→ REQUIREMENTS
Return the listing word for word, as given.

→ DATA TO PROCESS
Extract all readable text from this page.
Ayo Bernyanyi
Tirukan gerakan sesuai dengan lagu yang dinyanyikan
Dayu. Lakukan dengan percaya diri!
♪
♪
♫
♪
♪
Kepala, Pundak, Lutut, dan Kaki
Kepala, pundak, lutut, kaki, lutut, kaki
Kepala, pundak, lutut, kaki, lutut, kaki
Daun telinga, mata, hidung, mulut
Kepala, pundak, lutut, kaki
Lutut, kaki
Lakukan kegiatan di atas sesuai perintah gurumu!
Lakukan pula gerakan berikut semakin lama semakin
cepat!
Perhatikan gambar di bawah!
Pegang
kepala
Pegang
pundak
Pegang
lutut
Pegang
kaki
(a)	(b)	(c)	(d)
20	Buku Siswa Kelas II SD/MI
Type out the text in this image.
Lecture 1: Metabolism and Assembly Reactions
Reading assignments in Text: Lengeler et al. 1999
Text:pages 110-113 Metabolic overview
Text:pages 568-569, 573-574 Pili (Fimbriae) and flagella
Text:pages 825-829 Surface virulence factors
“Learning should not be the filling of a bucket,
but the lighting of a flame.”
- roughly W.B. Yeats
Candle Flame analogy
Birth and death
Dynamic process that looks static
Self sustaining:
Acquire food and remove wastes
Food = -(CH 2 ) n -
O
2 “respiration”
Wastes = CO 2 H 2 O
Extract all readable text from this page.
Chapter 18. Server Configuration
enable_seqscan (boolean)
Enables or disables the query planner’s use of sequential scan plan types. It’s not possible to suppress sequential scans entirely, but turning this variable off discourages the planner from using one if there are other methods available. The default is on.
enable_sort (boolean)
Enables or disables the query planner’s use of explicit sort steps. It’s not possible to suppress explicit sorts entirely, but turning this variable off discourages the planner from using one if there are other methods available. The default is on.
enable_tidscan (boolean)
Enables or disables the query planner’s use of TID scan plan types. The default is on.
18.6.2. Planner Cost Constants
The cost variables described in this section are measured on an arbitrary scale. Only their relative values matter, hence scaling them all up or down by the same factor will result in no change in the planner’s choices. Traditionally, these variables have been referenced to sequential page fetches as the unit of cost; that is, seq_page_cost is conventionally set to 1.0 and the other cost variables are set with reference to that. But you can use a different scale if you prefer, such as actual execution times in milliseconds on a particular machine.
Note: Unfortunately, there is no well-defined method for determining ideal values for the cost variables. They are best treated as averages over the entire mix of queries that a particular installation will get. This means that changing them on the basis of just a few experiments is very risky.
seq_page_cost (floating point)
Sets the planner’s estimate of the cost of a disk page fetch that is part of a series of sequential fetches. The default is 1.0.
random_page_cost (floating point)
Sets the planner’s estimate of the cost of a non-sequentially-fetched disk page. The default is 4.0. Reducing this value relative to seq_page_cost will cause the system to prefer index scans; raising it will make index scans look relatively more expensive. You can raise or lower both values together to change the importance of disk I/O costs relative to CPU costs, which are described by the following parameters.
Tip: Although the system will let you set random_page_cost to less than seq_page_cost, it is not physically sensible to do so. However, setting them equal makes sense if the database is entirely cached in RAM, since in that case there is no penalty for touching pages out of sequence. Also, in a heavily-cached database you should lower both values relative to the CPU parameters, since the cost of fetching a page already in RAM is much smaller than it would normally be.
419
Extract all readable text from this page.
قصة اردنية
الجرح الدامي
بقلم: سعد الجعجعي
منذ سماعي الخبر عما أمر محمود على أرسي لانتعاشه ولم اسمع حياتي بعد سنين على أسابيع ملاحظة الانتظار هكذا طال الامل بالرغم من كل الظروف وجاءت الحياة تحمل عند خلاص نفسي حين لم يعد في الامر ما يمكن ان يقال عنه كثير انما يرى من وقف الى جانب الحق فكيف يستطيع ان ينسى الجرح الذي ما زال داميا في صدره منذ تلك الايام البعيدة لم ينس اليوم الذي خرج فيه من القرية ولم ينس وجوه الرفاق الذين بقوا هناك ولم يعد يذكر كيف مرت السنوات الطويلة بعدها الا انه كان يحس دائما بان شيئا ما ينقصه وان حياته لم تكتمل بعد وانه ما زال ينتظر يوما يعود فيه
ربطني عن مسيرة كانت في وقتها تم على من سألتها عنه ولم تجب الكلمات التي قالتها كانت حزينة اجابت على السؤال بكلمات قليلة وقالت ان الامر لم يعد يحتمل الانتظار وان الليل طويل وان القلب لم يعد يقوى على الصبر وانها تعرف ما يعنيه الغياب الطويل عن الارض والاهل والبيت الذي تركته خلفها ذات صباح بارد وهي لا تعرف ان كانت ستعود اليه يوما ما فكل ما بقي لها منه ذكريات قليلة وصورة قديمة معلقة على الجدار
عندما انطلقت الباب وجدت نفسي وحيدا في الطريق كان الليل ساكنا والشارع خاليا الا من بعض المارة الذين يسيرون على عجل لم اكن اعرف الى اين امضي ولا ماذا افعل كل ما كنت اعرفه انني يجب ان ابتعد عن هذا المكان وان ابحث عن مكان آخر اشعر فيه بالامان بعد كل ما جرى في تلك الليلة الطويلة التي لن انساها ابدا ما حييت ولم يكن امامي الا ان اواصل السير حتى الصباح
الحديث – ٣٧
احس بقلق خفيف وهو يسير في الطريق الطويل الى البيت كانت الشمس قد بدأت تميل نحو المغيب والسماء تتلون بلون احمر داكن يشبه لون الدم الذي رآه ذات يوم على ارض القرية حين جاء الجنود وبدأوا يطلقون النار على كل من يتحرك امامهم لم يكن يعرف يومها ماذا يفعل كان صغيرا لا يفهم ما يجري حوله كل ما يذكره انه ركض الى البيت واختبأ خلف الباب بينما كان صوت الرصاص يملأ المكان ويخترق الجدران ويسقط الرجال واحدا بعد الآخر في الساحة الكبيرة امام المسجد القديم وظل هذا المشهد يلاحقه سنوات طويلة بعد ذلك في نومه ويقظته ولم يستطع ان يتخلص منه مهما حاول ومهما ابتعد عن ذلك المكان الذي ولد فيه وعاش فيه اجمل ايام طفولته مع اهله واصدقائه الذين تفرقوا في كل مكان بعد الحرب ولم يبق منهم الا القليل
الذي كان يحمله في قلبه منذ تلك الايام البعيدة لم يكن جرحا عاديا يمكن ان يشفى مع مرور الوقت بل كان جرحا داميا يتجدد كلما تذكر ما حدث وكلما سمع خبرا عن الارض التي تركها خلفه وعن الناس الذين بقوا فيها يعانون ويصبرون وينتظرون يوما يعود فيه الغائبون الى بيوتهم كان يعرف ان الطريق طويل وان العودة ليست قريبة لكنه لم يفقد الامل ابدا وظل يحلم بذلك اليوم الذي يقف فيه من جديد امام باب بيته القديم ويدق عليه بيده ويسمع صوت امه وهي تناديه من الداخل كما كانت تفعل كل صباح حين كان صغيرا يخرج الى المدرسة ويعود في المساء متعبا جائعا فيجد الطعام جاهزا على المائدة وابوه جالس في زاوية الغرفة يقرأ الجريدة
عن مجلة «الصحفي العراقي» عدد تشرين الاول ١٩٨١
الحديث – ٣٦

→ RESPONSE BELOW
Extract all readable text from this page.
Ayo Bernyanyi
Tirukan gerakan sesuai dengan lagu yang dinyanyikan
Dayu. Lakukan dengan percaya diri!
♪
♪
♫
♪
♪
Kepala, Pundak, Lutut, dan Kaki
Kepala, pundak, lutut, kaki, lutut, kaki
Kepala, pundak, lutut, kaki, lutut, kaki
Daun telinga, mata, hidung, mulut
Kepala, pundak, lutut, kaki
Lutut, kaki
Lakukan kegiatan di atas sesuai perintah gurumu!
Lakukan pula gerakan berikut semakin lama semakin
cepat!
Perhatikan gambar di bawah!
Pegang
kepala
Pegang
pundak
Pegang
lutut
Pegang
kaki
(a)	(b)	(c)	(d)
20	Buku Siswa Kelas II SD/MI
Type out the text in this image.
Lecture 1: Metabolism and Assembly Reactions
Reading assignments in Text: Lengeler et al. 1999
Text:pages 110-113 Metabolic overview
Text:pages 568-569, 573-574 Pili (Fimbriae) and flagella
Text:pages 825-829 Surface virulence factors
“Learning should not be the filling of a bucket,
but the lighting of a flame.”
- roughly W.B. Yeats
Candle Flame analogy
Birth and death
Dynamic process that looks static
Self sustaining:
Acquire food and remove wastes
Food = -(CH 2 ) n -
O
2 “respiration”
Wastes = CO 2 H 2 O
Extract all readable text from this page.
Chapter 18. Server Configuration
enable_seqscan (boolean)
Enables or disables the query planner’s use of sequential scan plan types. It’s not possible to suppress sequential scans entirely, but turning this variable off discourages the planner from using one if there are other methods available. The default is on.
enable_sort (boolean)
Enables or disables the query planner’s use of explicit sort steps. It’s not possible to suppress explicit sorts entirely, but turning this variable off discourages the planner from using one if there are other methods available. The default is on.
enable_tidscan (boolean)
Enables or disables the query planner’s use of TID scan plan types. The default is on.
18.6.2. Planner Cost Constants
The cost variables described in this section are measured on an arbitrary scale. Only their relative values matter, hence scaling them all up or down by the same factor will result in no change in the planner’s choices. Traditionally, these variables have been referenced to sequential page fetches as the unit of cost; that is, seq_page_cost is conventionally set to 1.0 and the other cost variables are set with reference to that. But you can use a different scale if you prefer, such as actual execution times in milliseconds on a particular machine.
Note: Unfortunately, there is no well-defined method for determining ideal values for the cost variables. They are best treated as averages over the entire mix of queries that a particular installation will get. This means that changing them on the basis of just a few experiments is very risky.
seq_page_cost (floating point)
Sets the planner’s estimate of the cost of a disk page fetch that is part of a series of sequential fetches. The default is 1.0.
random_page_cost (floating point)
Sets the planner’s estimate of the cost of a non-sequentially-fetched disk page. The default is 4.0. Reducing this value relative to seq_page_cost will cause the system to prefer index scans; raising it will make index scans look relatively more expensive. You can raise or lower both values together to change the importance of disk I/O costs relative to CPU costs, which are described by the following parameters.
Tip: Although the system will let you set random_page_cost to less than seq_page_cost, it is not physically sensible to do so. However, setting them equal makes sense if the database is entirely cached in RAM, since in that case there is no penalty for touching pages out of sequence. Also, in a heavily-cached database you should lower both values relative to the CPU parameters, since the cost of fetching a page already in RAM is much smaller than it would normally be.
419
Extract all readable text from this page.
قصة اردنية
الجرح الدامي
بقلم: سعد الجعجعي
منذ سماعي الخبر عما أمر محمود على أرسي لانتعاشه ولم اسمع حياتي بعد سنين على أسابيع ملاحظة الانتظار هكذا طال الامل بالرغم من كل الظروف وجاءت الحياة تحمل عند خلاص نفسي حين لم يعد في الامر ما يمكن ان يقال عنه كثير انما يرى من وقف الى جانب الحق فكيف يستطيع ان ينسى الجرح الذي ما زال داميا في صدره منذ تلك الايام البعيدة لم ينس اليوم الذي خرج فيه من القرية ولم ينس وجوه الرفاق الذين بقوا هناك ولم يعد يذكر كيف مرت السنوات الطويلة بعدها الا انه كان يحس دائما بان شيئا ما ينقصه وان حياته لم تكتمل بعد وانه ما زال ينتظر يوما يعود فيه
ربطني عن مسيرة كانت في وقتها تم على من سألتها عنه ولم تجب الكلمات التي قالتها كانت حزينة اجابت على السؤال بكلمات قليلة وقالت ان الامر لم يعد يحتمل الانتظار وان الليل طويل وان القلب لم يعد يقوى على الصبر وانها تعرف ما يعنيه الغياب الطويل عن الارض والاهل والبيت الذي تركته خلفها ذات صباح بارد وهي لا تعرف ان كانت ستعود اليه يوما ما فكل ما بقي لها منه ذكريات قليلة وصورة قديمة معلقة على الجدار
عندما انطلقت الباب وجدت نفسي وحيدا في الطريق كان الليل ساكنا والشارع خاليا الا من بعض المارة الذين يسيرون على عجل لم اكن اعرف الى اين امضي ولا ماذا افعل كل ما كنت اعرفه انني يجب ان ابتعد عن هذا المكان وان ابحث عن مكان آخر اشعر فيه بالامان بعد كل ما جرى في تلك الليلة الطويلة التي لن انساها ابدا ما حييت ولم يكن امامي الا ان اواصل السير حتى الصباح
الحديث – ٣٧
احس بقلق خفيف وهو يسير في الطريق الطويل الى البيت كانت الشمس قد بدأت تميل نحو المغيب والسماء تتلون بلون احمر داكن يشبه لون الدم الذي رآه ذات يوم على ارض القرية حين جاء الجنود وبدأوا يطلقون النار على كل من يتحرك امامهم لم يكن يعرف يومها ماذا يفعل كان صغيرا لا يفهم ما يجري حوله كل ما يذكره انه ركض الى البيت واختبأ خلف الباب بينما كان صوت الرصاص يملأ المكان ويخترق الجدران ويسقط الرجال واحدا بعد الآخر في الساحة الكبيرة امام المسجد القديم وظل هذا المشهد يلاحقه سنوات طويلة بعد ذلك في نومه ويقظته ولم يستطع ان يتخلص منه مهما حاول ومهما ابتعد عن ذلك المكان الذي ولد فيه وعاش فيه اجمل ايام طفولته مع اهله واصدقائه الذين تفرقوا في كل مكان بعد الحرب ولم يبق منهم الا القليل
الذي كان يحمله في قلبه منذ تلك الايام البعيدة لم يكن جرحا عاديا يمكن ان يشفى مع مرور الوقت بل كان جرحا داميا يتجدد كلما تذكر ما حدث وكلما سمع خبرا عن الارض التي تركها خلفه وعن الناس الذين بقوا فيها يعانون ويصبرون وينتظرون يوما يعود فيه الغائبون الى بيوتهم كان يعرف ان الطريق طويل وان العودة ليست قريبة لكنه لم يفقد الامل ابدا وظل يحلم بذلك اليوم الذي يقف فيه من جديد امام باب بيته القديم ويدق عليه بيده ويسمع صوت امه وهي تناديه من الداخل كما كانت تفعل كل صباح حين كان صغيرا يخرج الى المدرسة ويعود في المساء متعبا جائعا فيجد الطعام جاهزا على المائدة وابوه جالس في زاوية الغرفة يقرأ الجريدة
عن مجلة «الصحفي العراقي» عدد تشرين الاول ١٩٨١
الحديث – ٣٦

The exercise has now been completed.